:: Task description ::
Give back a single number, the count of lines containing the word "about".

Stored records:
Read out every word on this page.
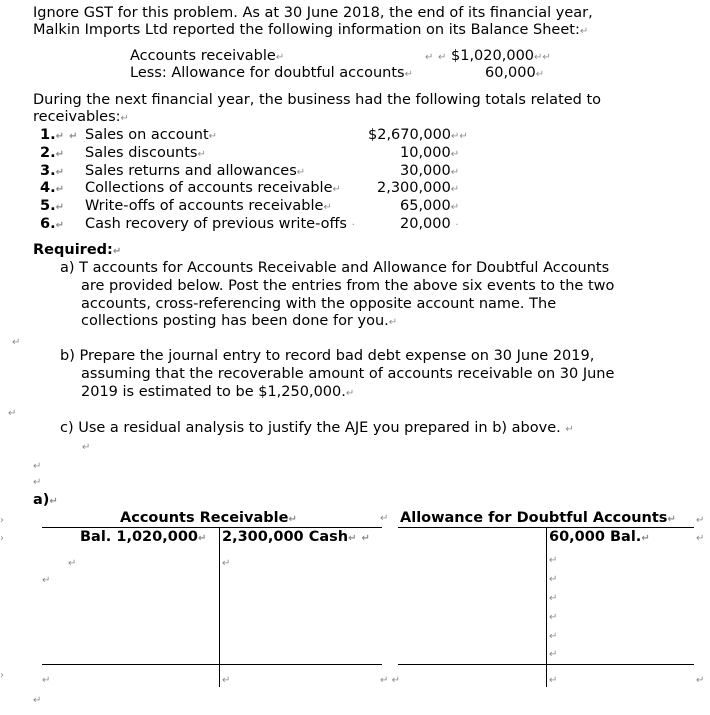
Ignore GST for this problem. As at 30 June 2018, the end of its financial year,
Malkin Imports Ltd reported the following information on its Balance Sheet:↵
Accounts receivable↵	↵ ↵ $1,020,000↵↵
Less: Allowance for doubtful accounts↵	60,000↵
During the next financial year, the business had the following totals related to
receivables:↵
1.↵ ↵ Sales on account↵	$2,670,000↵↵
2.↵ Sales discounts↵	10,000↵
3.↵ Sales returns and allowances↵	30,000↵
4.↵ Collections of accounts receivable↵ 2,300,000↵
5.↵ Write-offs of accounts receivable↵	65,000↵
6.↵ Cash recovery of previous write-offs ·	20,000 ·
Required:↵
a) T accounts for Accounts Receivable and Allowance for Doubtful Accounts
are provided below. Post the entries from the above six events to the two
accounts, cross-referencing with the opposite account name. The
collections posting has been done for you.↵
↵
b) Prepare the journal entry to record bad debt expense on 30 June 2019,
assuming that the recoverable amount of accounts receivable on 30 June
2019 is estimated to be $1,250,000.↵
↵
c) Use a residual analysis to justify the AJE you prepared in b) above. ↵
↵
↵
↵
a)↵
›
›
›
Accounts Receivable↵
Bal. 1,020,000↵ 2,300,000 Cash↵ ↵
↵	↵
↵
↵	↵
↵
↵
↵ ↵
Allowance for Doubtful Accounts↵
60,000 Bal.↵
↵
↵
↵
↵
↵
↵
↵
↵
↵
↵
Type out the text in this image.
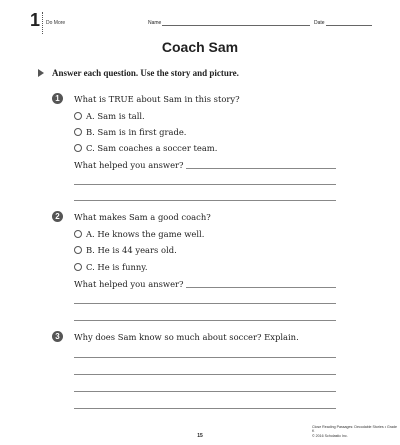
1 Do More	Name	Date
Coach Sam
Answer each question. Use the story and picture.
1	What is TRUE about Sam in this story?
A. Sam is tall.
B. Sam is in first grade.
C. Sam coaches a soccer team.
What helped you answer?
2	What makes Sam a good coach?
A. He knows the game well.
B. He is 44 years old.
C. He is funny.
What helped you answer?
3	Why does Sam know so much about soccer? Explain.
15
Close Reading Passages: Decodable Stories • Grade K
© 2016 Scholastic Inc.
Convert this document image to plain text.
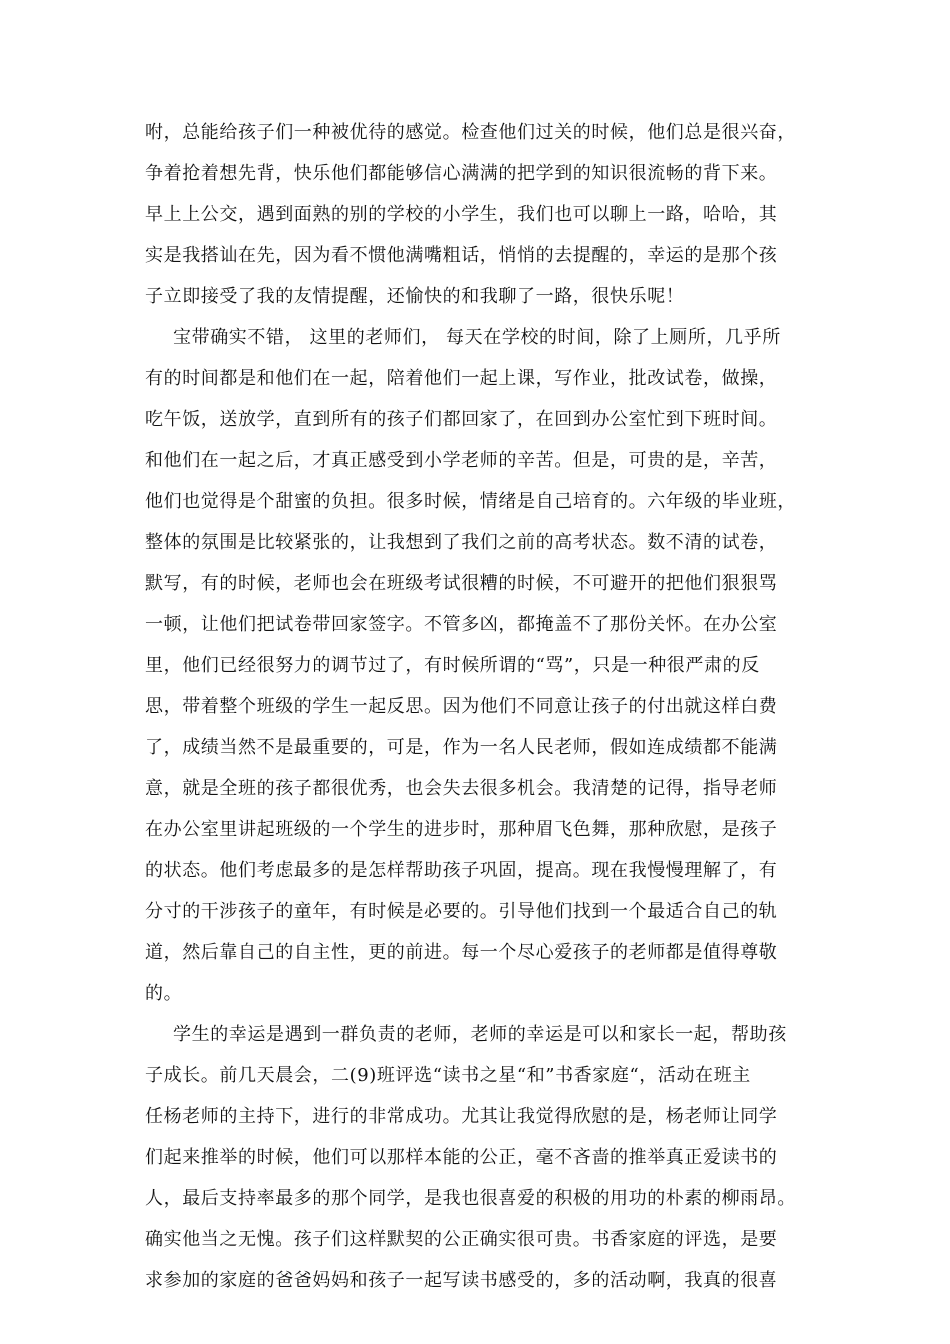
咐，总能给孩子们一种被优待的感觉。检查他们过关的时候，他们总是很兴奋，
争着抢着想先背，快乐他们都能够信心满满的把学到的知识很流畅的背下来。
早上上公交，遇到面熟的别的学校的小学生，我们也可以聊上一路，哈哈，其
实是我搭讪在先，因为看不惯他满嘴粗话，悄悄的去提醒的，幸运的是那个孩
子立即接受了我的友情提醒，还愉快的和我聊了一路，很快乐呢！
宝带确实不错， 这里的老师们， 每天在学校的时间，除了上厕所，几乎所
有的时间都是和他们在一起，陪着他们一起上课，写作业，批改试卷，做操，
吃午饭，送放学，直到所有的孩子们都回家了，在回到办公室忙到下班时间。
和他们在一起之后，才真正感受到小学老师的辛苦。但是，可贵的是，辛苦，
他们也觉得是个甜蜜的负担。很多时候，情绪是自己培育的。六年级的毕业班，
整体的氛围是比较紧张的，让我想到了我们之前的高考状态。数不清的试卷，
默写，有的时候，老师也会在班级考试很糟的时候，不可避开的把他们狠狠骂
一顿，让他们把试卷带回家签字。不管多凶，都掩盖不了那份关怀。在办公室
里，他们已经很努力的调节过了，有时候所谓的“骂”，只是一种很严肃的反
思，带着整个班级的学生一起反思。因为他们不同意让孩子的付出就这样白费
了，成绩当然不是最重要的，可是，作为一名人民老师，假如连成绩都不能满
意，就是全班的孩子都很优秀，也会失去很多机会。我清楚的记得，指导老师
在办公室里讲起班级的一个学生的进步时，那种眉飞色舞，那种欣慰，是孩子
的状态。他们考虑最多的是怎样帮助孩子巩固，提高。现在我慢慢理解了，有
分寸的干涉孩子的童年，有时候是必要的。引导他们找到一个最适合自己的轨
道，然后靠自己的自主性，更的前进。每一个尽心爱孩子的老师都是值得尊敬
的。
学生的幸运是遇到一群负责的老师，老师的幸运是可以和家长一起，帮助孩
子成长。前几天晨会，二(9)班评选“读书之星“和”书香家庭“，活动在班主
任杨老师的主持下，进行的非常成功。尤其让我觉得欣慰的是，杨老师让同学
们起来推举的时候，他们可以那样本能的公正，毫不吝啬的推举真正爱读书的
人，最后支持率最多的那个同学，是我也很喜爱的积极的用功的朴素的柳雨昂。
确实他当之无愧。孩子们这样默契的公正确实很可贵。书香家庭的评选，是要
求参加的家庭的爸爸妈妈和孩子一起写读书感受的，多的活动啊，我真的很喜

:: Finished task ::
2